Records from a collection:

- - - - -

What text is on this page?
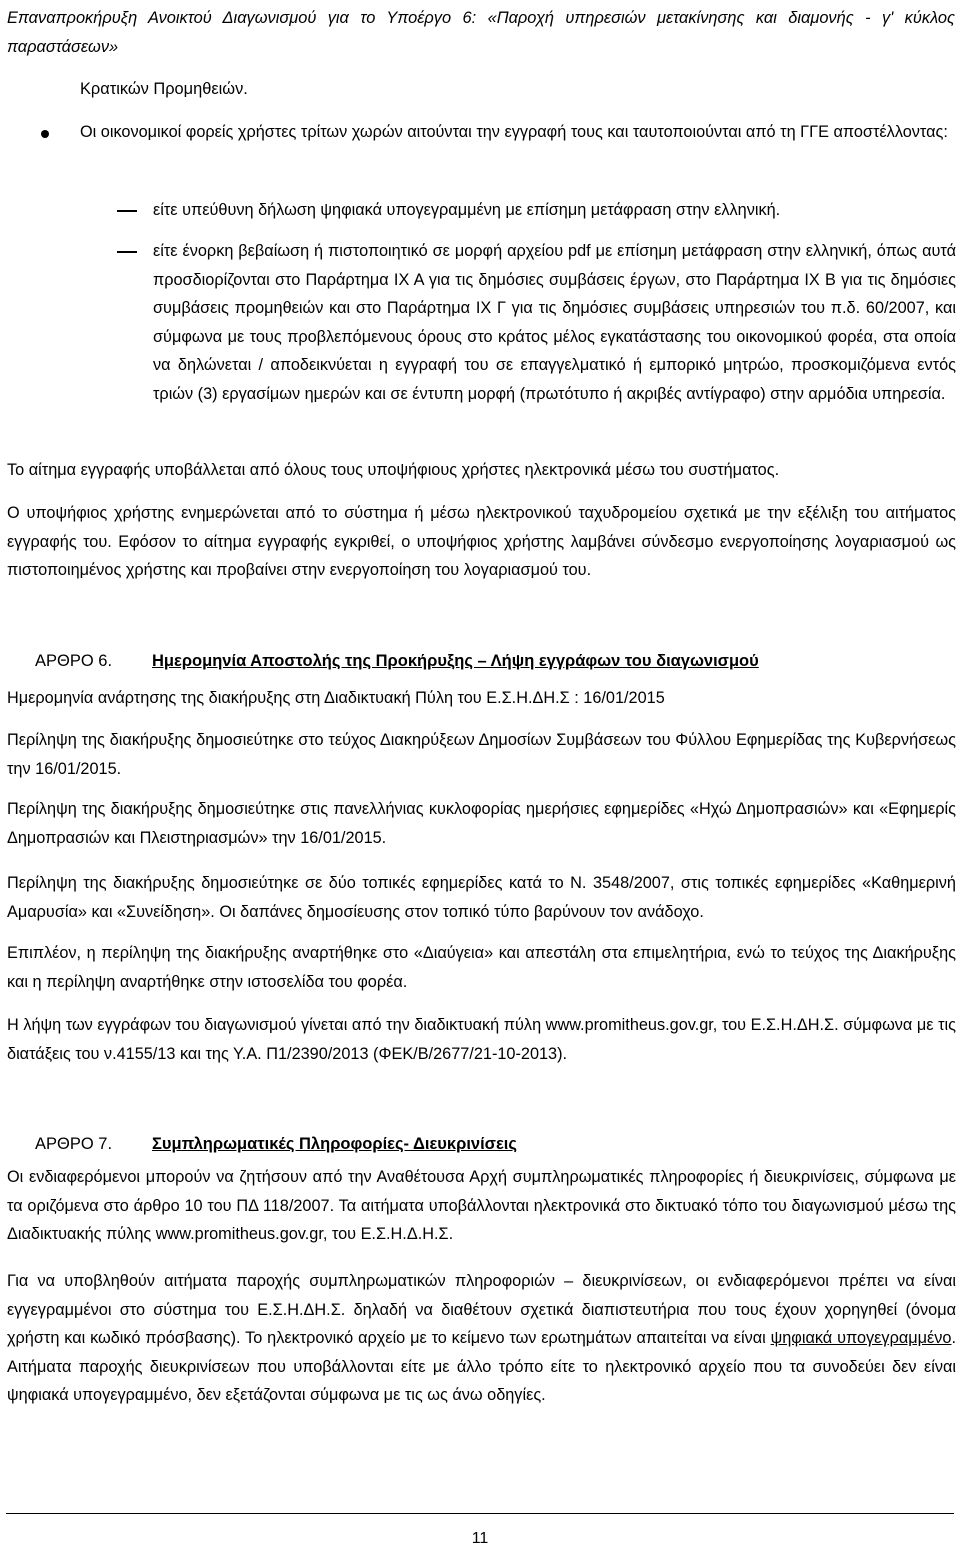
Επαναπροκήρυξη Ανοικτού Διαγωνισμού για το Υποέργο 6: «Παροχή υπηρεσιών μετακίνησης και διαμονής - γ' κύκλος παραστάσεων»
Κρατικών Προμηθειών.
Οι οικονομικοί φορείς χρήστες τρίτων χωρών αιτούνται την εγγραφή τους και ταυτοποιούνται από τη ΓΓΕ αποστέλλοντας:
είτε υπεύθυνη δήλωση ψηφιακά υπογεγραμμένη με επίσημη μετάφραση στην ελληνική.
είτε ένορκη βεβαίωση ή πιστοποιητικό σε μορφή αρχείου pdf με επίσημη μετάφραση στην ελληνική, όπως αυτά προσδιορίζονται στο Παράρτημα IX A για τις δημόσιες συμβάσεις έργων, στο Παράρτημα IX B για τις δημόσιες συμβάσεις προμηθειών και στο Παράρτημα IX Γ για τις δημόσιες συμβάσεις υπηρεσιών του π.δ. 60/2007, και σύμφωνα με τους προβλεπόμενους όρους στο κράτος μέλος εγκατάστασης του οικονομικού φορέα, στα οποία να δηλώνεται / αποδεικνύεται η εγγραφή του σε επαγγελματικό ή εμπορικό μητρώο, προσκομιζόμενα εντός τριών (3) εργασίμων ημερών και σε έντυπη μορφή (πρωτότυπο ή ακριβές αντίγραφο) στην αρμόδια υπηρεσία.
Το αίτημα εγγραφής υποβάλλεται από όλους τους υποψήφιους χρήστες ηλεκτρονικά μέσω του συστήματος.
Ο υποψήφιος χρήστης ενημερώνεται από το σύστημα ή μέσω ηλεκτρονικού ταχυδρομείου σχετικά με την εξέλιξη του αιτήματος εγγραφής του. Εφόσον το αίτημα εγγραφής εγκριθεί, ο υποψήφιος χρήστης λαμβάνει σύνδεσμο ενεργοποίησης λογαριασμού ως πιστοποιημένος χρήστης και προβαίνει στην ενεργοποίηση του λογαριασμού του.
ΑΡΘΡΟ 6. Ημερομηνία Αποστολής της Προκήρυξης – Λήψη εγγράφων του διαγωνισμού
Ημερομηνία ανάρτησης της διακήρυξης στη Διαδικτυακή Πύλη του Ε.Σ.Η.ΔΗ.Σ : 16/01/2015
Περίληψη της διακήρυξης δημοσιεύτηκε στο τεύχος Διακηρύξεων Δημοσίων Συμβάσεων του Φύλλου Εφημερίδας της Κυβερνήσεως την 16/01/2015.
Περίληψη της διακήρυξης δημοσιεύτηκε στις πανελλήνιας κυκλοφορίας ημερήσιες εφημερίδες «Ηχώ Δημοπρασιών» και «Εφημερίς Δημοπρασιών και Πλειστηριασμών» την 16/01/2015.
Περίληψη της διακήρυξης δημοσιεύτηκε σε δύο τοπικές εφημερίδες κατά το Ν. 3548/2007, στις τοπικές εφημερίδες «Καθημερινή Αμαρυσία» και «Συνείδηση». Οι δαπάνες δημοσίευσης στον τοπικό τύπο βαρύνουν τον ανάδοχο.
Επιπλέον, η περίληψη της διακήρυξης αναρτήθηκε στο «Διαύγεια» και απεστάλη στα επιμελητήρια, ενώ το τεύχος της Διακήρυξης και η περίληψη αναρτήθηκε στην ιστοσελίδα του φορέα.
Η λήψη των εγγράφων του διαγωνισμού γίνεται από την διαδικτυακή πύλη www.promitheus.gov.gr, του Ε.Σ.Η.ΔΗ.Σ. σύμφωνα με τις διατάξεις του ν.4155/13 και της Υ.Α. Π1/2390/2013 (ΦΕΚ/Β/2677/21-10-2013).
ΑΡΘΡΟ 7. Συμπληρωματικές Πληροφορίες- Διευκρινίσεις
Οι ενδιαφερόμενοι μπορούν να ζητήσουν από την Αναθέτουσα Αρχή συμπληρωματικές πληροφορίες ή διευκρινίσεις, σύμφωνα με τα οριζόμενα στο άρθρο 10 του ΠΔ 118/2007. Τα αιτήματα υποβάλλονται ηλεκτρονικά στο δικτυακό τόπο του διαγωνισμού μέσω της Διαδικτυακής πύλης www.promitheus.gov.gr, του Ε.Σ.Η.Δ.Η.Σ.
Για να υποβληθούν αιτήματα παροχής συμπληρωματικών πληροφοριών – διευκρινίσεων, οι ενδιαφερόμενοι πρέπει να είναι εγγεγραμμένοι στο σύστημα του Ε.Σ.Η.ΔΗ.Σ. δηλαδή να διαθέτουν σχετικά διαπιστευτήρια που τους έχουν χορηγηθεί (όνομα χρήστη και κωδικό πρόσβασης). Το ηλεκτρονικό αρχείο με το κείμενο των ερωτημάτων απαιτείται να είναι ψηφιακά υπογεγραμμένο. Αιτήματα παροχής διευκρινίσεων που υποβάλλονται είτε με άλλο τρόπο είτε το ηλεκτρονικό αρχείο που τα συνοδεύει δεν είναι ψηφιακά υπογεγραμμένο, δεν εξετάζονται σύμφωνα με τις ως άνω οδηγίες.
11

- - - - -

- **SET PROBLEM**
Set the data above down again exactly as given, with no pictures.

- **EXERCISE SOLUTION**
What text is on this page?
Επαναπροκήρυξη Ανοικτού Διαγωνισμού για το Υποέργο 6: «Παροχή υπηρεσιών μετακίνησης και διαμονής - γ' κύκλος παραστάσεων»
Κρατικών Προμηθειών.
Οι οικονομικοί φορείς χρήστες τρίτων χωρών αιτούνται την εγγραφή τους και ταυτοποιούνται από τη ΓΓΕ αποστέλλοντας:
είτε υπεύθυνη δήλωση ψηφιακά υπογεγραμμένη με επίσημη μετάφραση στην ελληνική.
είτε ένορκη βεβαίωση ή πιστοποιητικό σε μορφή αρχείου pdf με επίσημη μετάφραση στην ελληνική, όπως αυτά προσδιορίζονται στο Παράρτημα IX A για τις δημόσιες συμβάσεις έργων, στο Παράρτημα IX B για τις δημόσιες συμβάσεις προμηθειών και στο Παράρτημα IX Γ για τις δημόσιες συμβάσεις υπηρεσιών του π.δ. 60/2007, και σύμφωνα με τους προβλεπόμενους όρους στο κράτος μέλος εγκατάστασης του οικονομικού φορέα, στα οποία να δηλώνεται / αποδεικνύεται η εγγραφή του σε επαγγελματικό ή εμπορικό μητρώο, προσκομιζόμενα εντός τριών (3) εργασίμων ημερών και σε έντυπη μορφή (πρωτότυπο ή ακριβές αντίγραφο) στην αρμόδια υπηρεσία.
Το αίτημα εγγραφής υποβάλλεται από όλους τους υποψήφιους χρήστες ηλεκτρονικά μέσω του συστήματος.
Ο υποψήφιος χρήστης ενημερώνεται από το σύστημα ή μέσω ηλεκτρονικού ταχυδρομείου σχετικά με την εξέλιξη του αιτήματος εγγραφής του. Εφόσον το αίτημα εγγραφής εγκριθεί, ο υποψήφιος χρήστης λαμβάνει σύνδεσμο ενεργοποίησης λογαριασμού ως πιστοποιημένος χρήστης και προβαίνει στην ενεργοποίηση του λογαριασμού του.
ΑΡΘΡΟ 6. Ημερομηνία Αποστολής της Προκήρυξης – Λήψη εγγράφων του διαγωνισμού
Ημερομηνία ανάρτησης της διακήρυξης στη Διαδικτυακή Πύλη του Ε.Σ.Η.ΔΗ.Σ : 16/01/2015
Περίληψη της διακήρυξης δημοσιεύτηκε στο τεύχος Διακηρύξεων Δημοσίων Συμβάσεων του Φύλλου Εφημερίδας της Κυβερνήσεως την 16/01/2015.
Περίληψη της διακήρυξης δημοσιεύτηκε στις πανελλήνιας κυκλοφορίας ημερήσιες εφημερίδες «Ηχώ Δημοπρασιών» και «Εφημερίς Δημοπρασιών και Πλειστηριασμών» την 16/01/2015.
Περίληψη της διακήρυξης δημοσιεύτηκε σε δύο τοπικές εφημερίδες κατά το Ν. 3548/2007, στις τοπικές εφημερίδες «Καθημερινή Αμαρυσία» και «Συνείδηση». Οι δαπάνες δημοσίευσης στον τοπικό τύπο βαρύνουν τον ανάδοχο.
Επιπλέον, η περίληψη της διακήρυξης αναρτήθηκε στο «Διαύγεια» και απεστάλη στα επιμελητήρια, ενώ το τεύχος της Διακήρυξης και η περίληψη αναρτήθηκε στην ιστοσελίδα του φορέα.
Η λήψη των εγγράφων του διαγωνισμού γίνεται από την διαδικτυακή πύλη www.promitheus.gov.gr, του Ε.Σ.Η.ΔΗ.Σ. σύμφωνα με τις διατάξεις του ν.4155/13 και της Υ.Α. Π1/2390/2013 (ΦΕΚ/Β/2677/21-10-2013).
ΑΡΘΡΟ 7. Συμπληρωματικές Πληροφορίες- Διευκρινίσεις
Οι ενδιαφερόμενοι μπορούν να ζητήσουν από την Αναθέτουσα Αρχή συμπληρωματικές πληροφορίες ή διευκρινίσεις, σύμφωνα με τα οριζόμενα στο άρθρο 10 του ΠΔ 118/2007. Τα αιτήματα υποβάλλονται ηλεκτρονικά στο δικτυακό τόπο του διαγωνισμού μέσω της Διαδικτυακής πύλης www.promitheus.gov.gr, του Ε.Σ.Η.Δ.Η.Σ.
Για να υποβληθούν αιτήματα παροχής συμπληρωματικών πληροφοριών – διευκρινίσεων, οι ενδιαφερόμενοι πρέπει να είναι εγγεγραμμένοι στο σύστημα του Ε.Σ.Η.ΔΗ.Σ. δηλαδή να διαθέτουν σχετικά διαπιστευτήρια που τους έχουν χορηγηθεί (όνομα χρήστη και κωδικό πρόσβασης). Το ηλεκτρονικό αρχείο με το κείμενο των ερωτημάτων απαιτείται να είναι ψηφιακά υπογεγραμμένο. Αιτήματα παροχής διευκρινίσεων που υποβάλλονται είτε με άλλο τρόπο είτε το ηλεκτρονικό αρχείο που τα συνοδεύει δεν είναι ψηφιακά υπογεγραμμένο, δεν εξετάζονται σύμφωνα με τις ως άνω οδηγίες.
11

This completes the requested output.